[Start]
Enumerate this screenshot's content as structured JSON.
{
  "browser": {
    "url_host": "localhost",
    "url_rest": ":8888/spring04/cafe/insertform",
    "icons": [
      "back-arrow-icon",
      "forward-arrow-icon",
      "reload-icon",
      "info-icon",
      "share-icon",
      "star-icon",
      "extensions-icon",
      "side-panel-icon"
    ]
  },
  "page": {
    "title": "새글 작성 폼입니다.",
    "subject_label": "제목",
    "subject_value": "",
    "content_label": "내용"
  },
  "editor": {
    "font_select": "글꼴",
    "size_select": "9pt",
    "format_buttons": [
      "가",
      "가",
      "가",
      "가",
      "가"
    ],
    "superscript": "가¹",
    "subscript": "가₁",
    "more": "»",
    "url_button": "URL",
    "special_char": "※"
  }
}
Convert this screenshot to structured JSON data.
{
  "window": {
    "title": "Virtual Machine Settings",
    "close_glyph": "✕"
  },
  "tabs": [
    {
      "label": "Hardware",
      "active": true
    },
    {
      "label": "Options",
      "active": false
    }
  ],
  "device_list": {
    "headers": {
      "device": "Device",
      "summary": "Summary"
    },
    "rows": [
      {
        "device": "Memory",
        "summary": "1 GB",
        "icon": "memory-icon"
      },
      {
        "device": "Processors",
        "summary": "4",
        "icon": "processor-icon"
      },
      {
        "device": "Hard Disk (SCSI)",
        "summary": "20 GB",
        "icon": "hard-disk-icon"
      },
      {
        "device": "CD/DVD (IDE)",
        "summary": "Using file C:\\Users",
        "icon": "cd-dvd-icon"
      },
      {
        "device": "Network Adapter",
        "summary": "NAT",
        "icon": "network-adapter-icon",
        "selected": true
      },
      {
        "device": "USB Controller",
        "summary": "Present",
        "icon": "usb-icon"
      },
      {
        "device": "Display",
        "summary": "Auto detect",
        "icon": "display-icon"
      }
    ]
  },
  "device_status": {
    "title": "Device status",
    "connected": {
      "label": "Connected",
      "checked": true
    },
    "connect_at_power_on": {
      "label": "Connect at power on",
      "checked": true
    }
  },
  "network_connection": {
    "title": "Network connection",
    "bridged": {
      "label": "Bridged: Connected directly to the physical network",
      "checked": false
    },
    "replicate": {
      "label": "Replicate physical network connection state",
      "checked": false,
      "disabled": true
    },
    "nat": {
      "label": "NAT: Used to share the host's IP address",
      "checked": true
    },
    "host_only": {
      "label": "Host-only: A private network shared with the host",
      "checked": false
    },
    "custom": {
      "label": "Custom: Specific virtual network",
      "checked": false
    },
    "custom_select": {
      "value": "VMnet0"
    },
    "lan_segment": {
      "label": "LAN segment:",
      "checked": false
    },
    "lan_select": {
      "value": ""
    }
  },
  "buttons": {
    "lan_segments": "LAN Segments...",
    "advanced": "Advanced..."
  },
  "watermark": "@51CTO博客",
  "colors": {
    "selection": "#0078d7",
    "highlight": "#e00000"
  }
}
[End]
WORK REQUIRED → Copy every record exactly as presented.

EXERCISE ANSWER →
Enumerate this screenshot's content as structured JSON.
{
  "browser": {
    "url_host": "localhost",
    "url_rest": ":8888/spring04/cafe/insertform",
    "icons": [
      "back-arrow-icon",
      "forward-arrow-icon",
      "reload-icon",
      "info-icon",
      "share-icon",
      "star-icon",
      "extensions-icon",
      "side-panel-icon"
    ]
  },
  "page": {
    "title": "새글 작성 폼입니다.",
    "subject_label": "제목",
    "subject_value": "",
    "content_label": "내용"
  },
  "editor": {
    "font_select": "글꼴",
    "size_select": "9pt",
    "format_buttons": [
      "가",
      "가",
      "가",
      "가",
      "가"
    ],
    "superscript": "가¹",
    "subscript": "가₁",
    "more": "»",
    "url_button": "URL",
    "special_char": "※"
  }
}
Convert this screenshot to structured JSON data.
{
  "window": {
    "title": "Virtual Machine Settings",
    "close_glyph": "✕"
  },
  "tabs": [
    {
      "label": "Hardware",
      "active": true
    },
    {
      "label": "Options",
      "active": false
    }
  ],
  "device_list": {
    "headers": {
      "device": "Device",
      "summary": "Summary"
    },
    "rows": [
      {
        "device": "Memory",
        "summary": "1 GB",
        "icon": "memory-icon"
      },
      {
        "device": "Processors",
        "summary": "4",
        "icon": "processor-icon"
      },
      {
        "device": "Hard Disk (SCSI)",
        "summary": "20 GB",
        "icon": "hard-disk-icon"
      },
      {
        "device": "CD/DVD (IDE)",
        "summary": "Using file C:\\Users",
        "icon": "cd-dvd-icon"
      },
      {
        "device": "Network Adapter",
        "summary": "NAT",
        "icon": "network-adapter-icon",
        "selected": true
      },
      {
        "device": "USB Controller",
        "summary": "Present",
        "icon": "usb-icon"
      },
      {
        "device": "Display",
        "summary": "Auto detect",
        "icon": "display-icon"
      }
    ]
  },
  "device_status": {
    "title": "Device status",
    "connected": {
      "label": "Connected",
      "checked": true
    },
    "connect_at_power_on": {
      "label": "Connect at power on",
      "checked": true
    }
  },
  "network_connection": {
    "title": "Network connection",
    "bridged": {
      "label": "Bridged: Connected directly to the physical network",
      "checked": false
    },
    "replicate": {
      "label": "Replicate physical network connection state",
      "checked": false,
      "disabled": true
    },
    "nat": {
      "label": "NAT: Used to share the host's IP address",
      "checked": true
    },
    "host_only": {
      "label": "Host-only: A private network shared with the host",
      "checked": false
    },
    "custom": {
      "label": "Custom: Specific virtual network",
      "checked": false
    },
    "custom_select": {
      "value": "VMnet0"
    },
    "lan_segment": {
      "label": "LAN segment:",
      "checked": false
    },
    "lan_select": {
      "value": ""
    }
  },
  "buttons": {
    "lan_segments": "LAN Segments...",
    "advanced": "Advanced..."
  },
  "watermark": "@51CTO博客",
  "colors": {
    "selection": "#0078d7",
    "highlight": "#e00000"
  }
}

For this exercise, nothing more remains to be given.